### How to complete this task
How many lines below contain the string "document"? Reply with the figure and no further words.

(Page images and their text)
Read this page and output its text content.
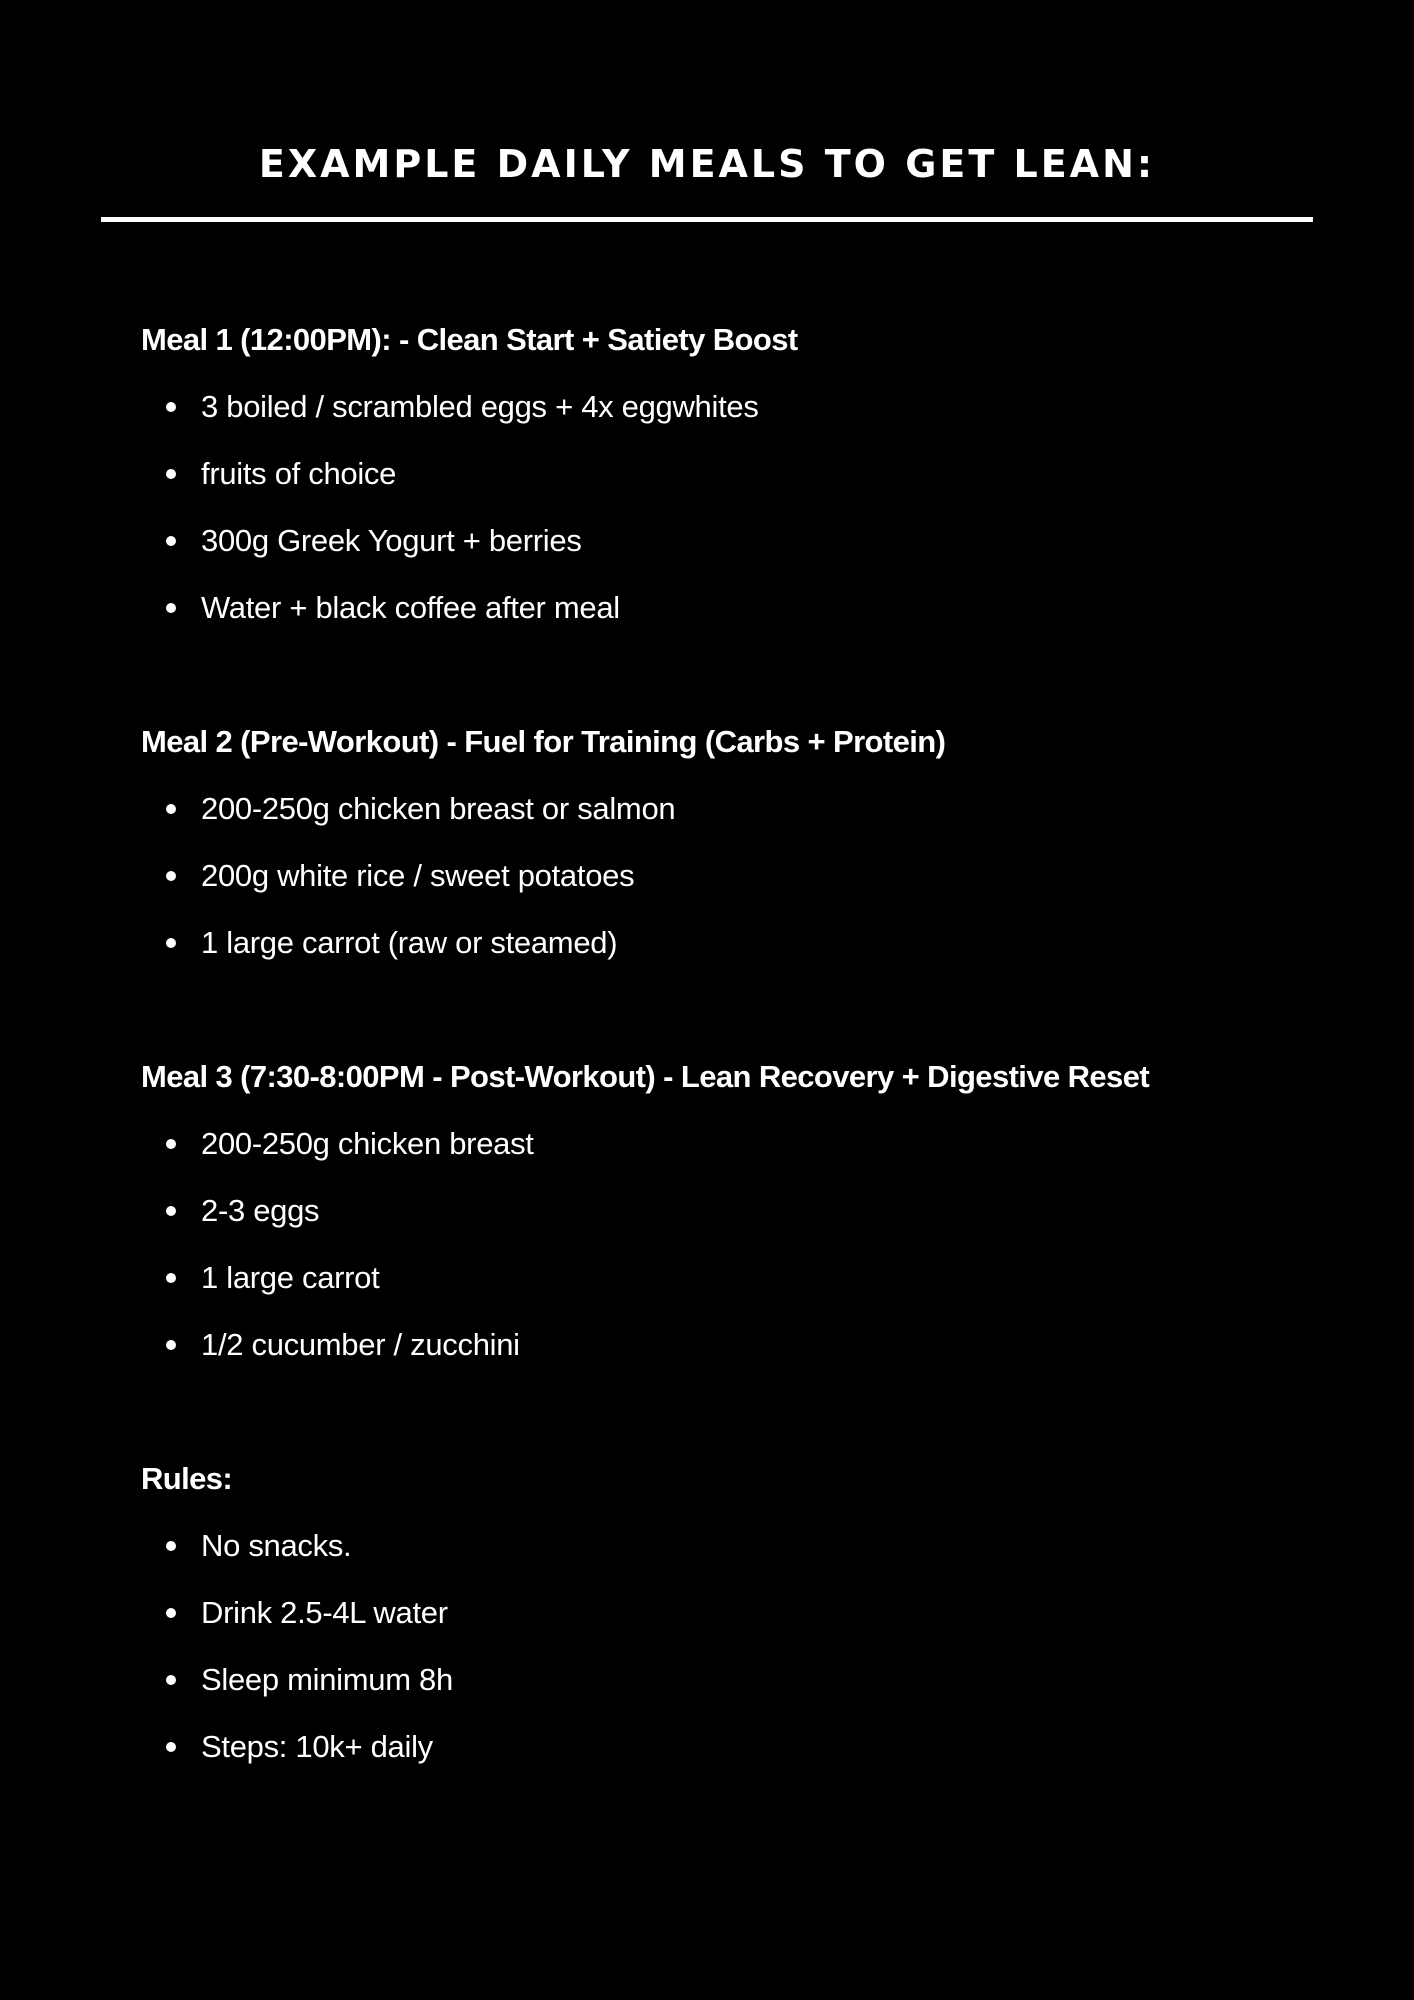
EXAMPLE DAILY MEALS TO GET LEAN:
Meal 1 (12:00PM): - Clean Start + Satiety Boost
3 boiled / scrambled eggs + 4x eggwhites
fruits of choice
300g Greek Yogurt + berries
Water + black coffee after meal
Meal 2 (Pre-Workout) - Fuel for Training (Carbs + Protein)
200-250g chicken breast or salmon
200g white rice / sweet potatoes
1 large carrot (raw or steamed)
Meal 3 (7:30-8:00PM - Post-Workout) - Lean Recovery + Digestive Reset
200-250g chicken breast
2-3 eggs
1 large carrot
1/2 cucumber / zucchini
Rules:
No snacks.
Drink 2.5-4L water
Sleep minimum 8h
Steps: 10k+ daily
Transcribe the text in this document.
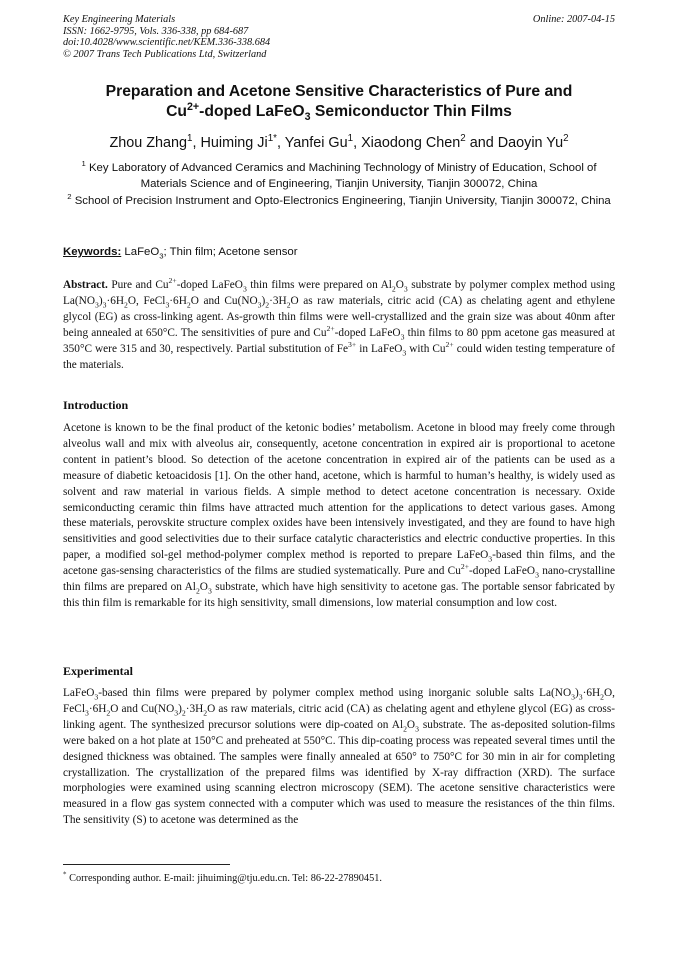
Key Engineering Materials
ISSN: 1662-9795, Vols. 336-338, pp 684-687
doi:10.4028/www.scientific.net/KEM.336-338.684
© 2007 Trans Tech Publications Ltd, Switzerland
Online: 2007-04-15
Preparation and Acetone Sensitive Characteristics of Pure and
$Cu^{2+}$-doped LaFeO$_3$ Semiconductor Thin Films
Zhou Zhang$^1$, Huiming $Ji^{1*}$, Yanfei Gu$^1$, Xiaodong Chen$^2$ and Daoyin Yu$^2$
$^1$ Key Laboratory of Advanced Ceramics and Machining Technology of Ministry of Education, School of Materials Science and of Engineering, Tianjin University, Tianjin 300072, China
$^2$ School of Precision Instrument and Opto-Electronics Engineering, Tianjin University, Tianjin 300072, China
Keywords: LaFeO$_3$; Thin film; Acetone sensor

Abstract. Pure and $Cu^{2+}$-doped LaFeO$_3$ thin films were prepared on $Al_2O_3$ substrate by polymer complex method using $La(NO_3)_3\cdot 6H_2O$, $FeCl_3\cdot 6H_2O$ and $Cu(NO_3)_2\cdot 3H_2O$ as raw materials, citric acid (CA) as chelating agent and ethylene glycol (EG) as cross-linking agent. As-growth thin films were well-crystallized and the grain size was about 40nm after being annealed at 650°C. The sensitivities of pure and $Cu^{2+}$-doped LaFeO$_3$ thin films to 80 ppm acetone gas measured at 350°C were 315 and 30, respectively. Partial substitution of $Fe^{3+}$ in LaFeO$_3$ with $Cu^{2+}$ could widen testing temperature of the materials.

Introduction

Acetone is known to be the final product of the ketonic bodies’ metabolism. Acetone in blood may freely come through alveolus wall and mix with alveolus air, consequently, acetone concentration in expired air is proportional to acetone content in patient’s blood. So detection of the acetone concentration in expired air of the patients can be used as a measure of diabetic ketoacidosis [1]. On the other hand, acetone, which is harmful to human’s healthy, is widely used as solvent and raw material in various fields. A simple method to detect acetone concentration is necessary. Oxide semiconducting ceramic thin films have attracted much attention for the applications to detect various gases. Among these materials, perovskite structure complex oxides have been intensively investigated, and they are found to have high sensitivities and good selectivities due to their surface catalytic characteristics and electric conductive properties. In this paper, a modified sol-gel method-polymer complex method is reported to prepare LaFeO$_3$-based thin films, and the acetone gas-sensing characteristics of the films are studied systematically. Pure and $Cu^{2+}$-doped LaFeO$_3$ nano-crystalline thin films are prepared on $Al_2O_3$ substrate, which have high sensitivity to acetone gas. The portable sensor fabricated by this thin film is remarkable for its high sensitivity, small dimensions, low material consumption and low cost.

Experimental

LaFeO$_3$-based thin films were prepared by polymer complex method using inorganic soluble salts $La(NO_3)_3\cdot 6H_2O$, $FeCl_3\cdot 6H_2O$ and $Cu(NO_3)_2\cdot 3H_2O$ as raw materials, citric acid (CA) as chelating agent and ethylene glycol (EG) as cross-linking agent. The synthesized precursor solutions were dip-coated on $Al_2O_3$ substrate. The as-deposited solution-films were baked on a hot plate at 150°C and preheated at 550°C. This dip-coating process was repeated several times until the designed thickness was obtained. The samples were finally annealed at 650° to 750°C for 30 min in air for completing crystallization. The crystallization of the prepared films was identified by X-ray diffraction (XRD). The surface morphologies were examined using scanning electron microscopy (SEM). The acetone sensitive characteristics were measured in a flow gas system connected with a computer which was used to measure the resistances of the thin films. The sensitivity (S) to acetone was determined as the

* Corresponding author. E-mail: jihuiming@tju.edu.cn. Tel: 86-22-27890451.
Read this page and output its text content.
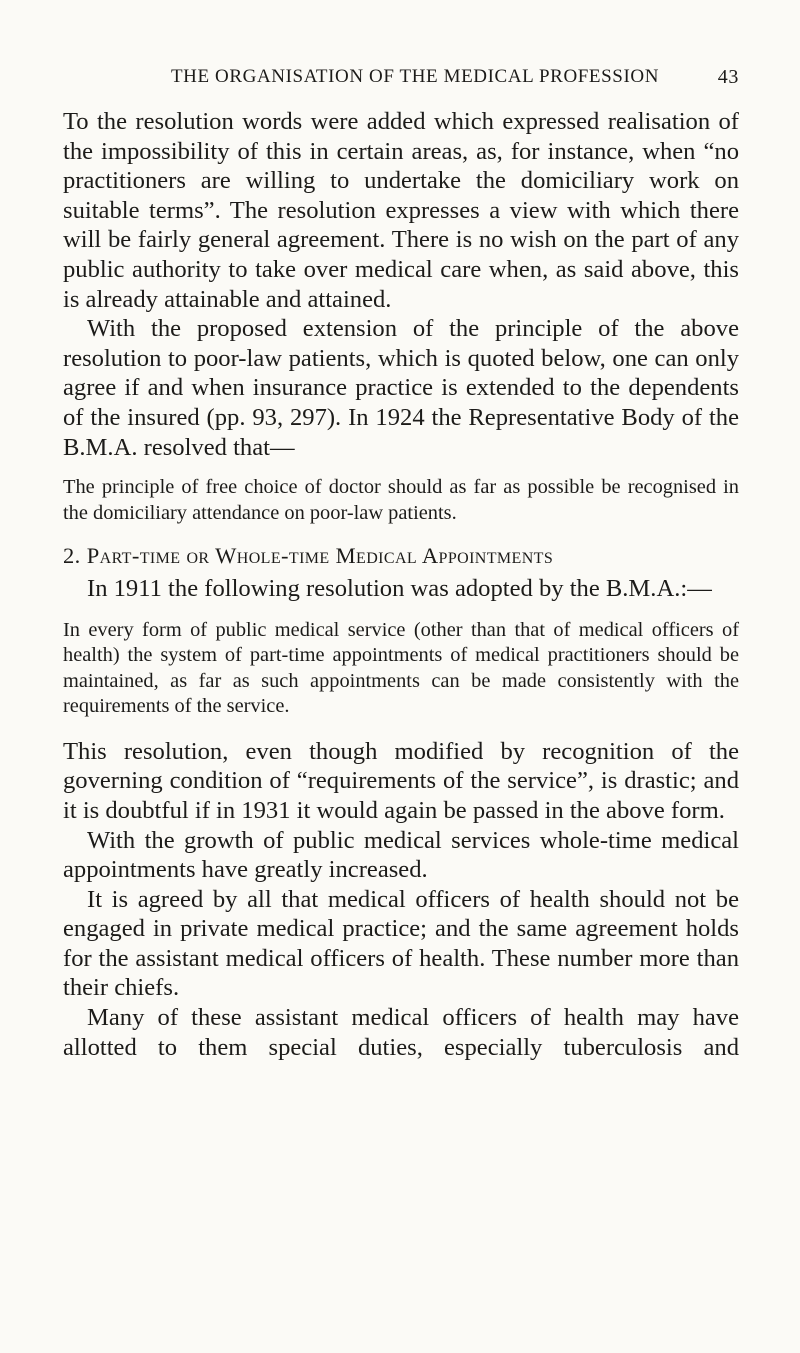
THE ORGANISATION OF THE MEDICAL PROFESSION	43

To the resolution words were added which expressed realisation of the impossibility of this in certain areas, as, for instance, when “no practitioners are willing to undertake the domiciliary work on suitable terms”. The resolution expresses a view with which there will be fairly general agreement. There is no wish on the part of any public authority to take over medical care when, as said above, this is already attainable and attained.

With the proposed extension of the principle of the above resolution to poor-law patients, which is quoted below, one can only agree if and when insurance practice is extended to the dependents of the insured (pp. 93, 297). In 1924 the Representative Body of the B.M.A. resolved that—

The principle of free choice of doctor should as far as possible be recognised in the domiciliary attendance on poor-law patients.

2. Part-time or Whole-time Medical Appointments

In 1911 the following resolution was adopted by the B.M.A.:—

In every form of public medical service (other than that of medical officers of health) the system of part-time appointments of medical practitioners should be maintained, as far as such appointments can be made consistently with the requirements of the service.

This resolution, even though modified by recognition of the governing condition of “requirements of the service”, is drastic; and it is doubtful if in 1931 it would again be passed in the above form.

With the growth of public medical services whole-time medical appointments have greatly increased.

It is agreed by all that medical officers of health should not be engaged in private medical practice; and the same agreement holds for the assistant medical officers of health. These number more than their chiefs.

Many of these assistant medical officers of health may have allotted to them special duties, especially tuberculosis and
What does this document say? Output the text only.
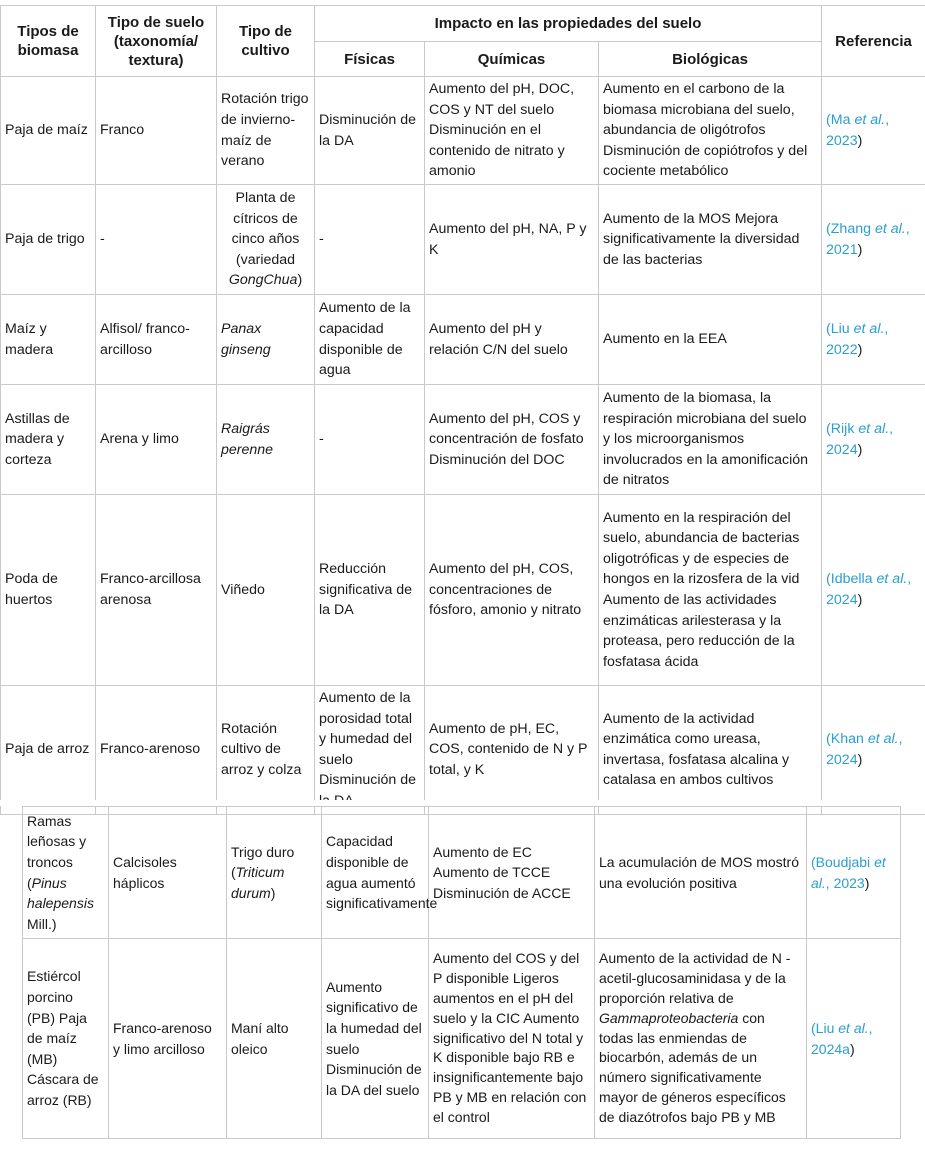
Tipos de biomasa	Tipo de suelo (taxonomía/ textura)	Tipo de cultivo	Impacto en las propiedades del suelo			Referencia
			Físicas	Químicas	Biológicas	
Paja de maíz	Franco	Rotación trigo de invierno-maíz de verano	Disminución de la DA	Aumento del pH, DOC, COS y NT del suelo Disminución en el contenido de nitrato y amonio	Aumento en el carbono de la biomasa microbiana del suelo, abundancia de oligótrofos Disminución de copiótrofos y del cociente metabólico	(Ma et al., 2023)
Paja de trigo	-	Planta de cítricos de cinco años (variedad GongChua)	-	Aumento del pH, NA, P y K	Aumento de la MOS Mejora significativamente la diversidad de las bacterias	(Zhang et al., 2021)
Maíz y madera	Alfisol/ franco-arcilloso	Panax ginseng	Aumento de la capacidad disponible de agua	Aumento del pH y relación C/N del suelo	Aumento en la EEA	(Liu et al., 2022)
Astillas de madera y corteza	Arena y limo	Raigrás perenne	-	Aumento del pH, COS y concentración de fosfato Disminución del DOC	Aumento de la biomasa, la respiración microbiana del suelo y los microorganismos involucrados en la amonificación de nitratos	(Rijk et al., 2024)
Poda de huertos	Franco-arcillosa arenosa	Viñedo	Reducción significativa de la DA	Aumento del pH, COS, concentraciones de fósforo, amonio y nitrato	Aumento en la respiración del suelo, abundancia de bacterias oligotróficas y de especies de hongos en la rizosfera de la vid Aumento de las actividades enzimáticas arilesterasa y la proteasa, pero reducción de la fosfatasa ácida	(Idbella et al., 2024)
Paja de arroz	Franco-arenoso	Rotación cultivo de arroz y colza	Aumento de la porosidad total y humedad del suelo Disminución de	Aumento de pH, EC, COS, contenido de N y P total, y K	Aumento de la actividad enzimática como ureasa, invertasa, fosfatasa alcalina y catalasa en ambos cultivos	(Khan et al., 2024)
Ramas leñosas y troncos (Pinus halepensis Mill.)	Calcisoles háplicos	Trigo duro (Triticum durum)	Capacidad disponible de agua aumentó significativamente	Aumento de EC Aumento de TCCE Disminución de ACCE	La acumulación de MOS mostró una evolución positiva	(Boudjabi et al., 2023)
Estiércol porcino (PB) Paja de maíz (MB) Cáscara de arroz (RB)	Franco-arenoso y limo arcilloso	Maní alto oleico	Aumento significativo de la humedad del suelo Disminución de la DA del suelo	Aumento del COS y del P disponible Ligeros aumentos en el pH del suelo y la CIC Aumento significativo del N total y K disponible bajo RB e insignificantemente bajo PB y MB en relación con el control	Aumento de la actividad de N -acetil-glucosaminidasa y de la proporción relativa de Gammaproteobacteria con todas las enmiendas de biocarbón, además de un número significativamente mayor de géneros específicos de diazótrofos bajo PB y MB	(Liu et al., 2024a)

### Result of the task
2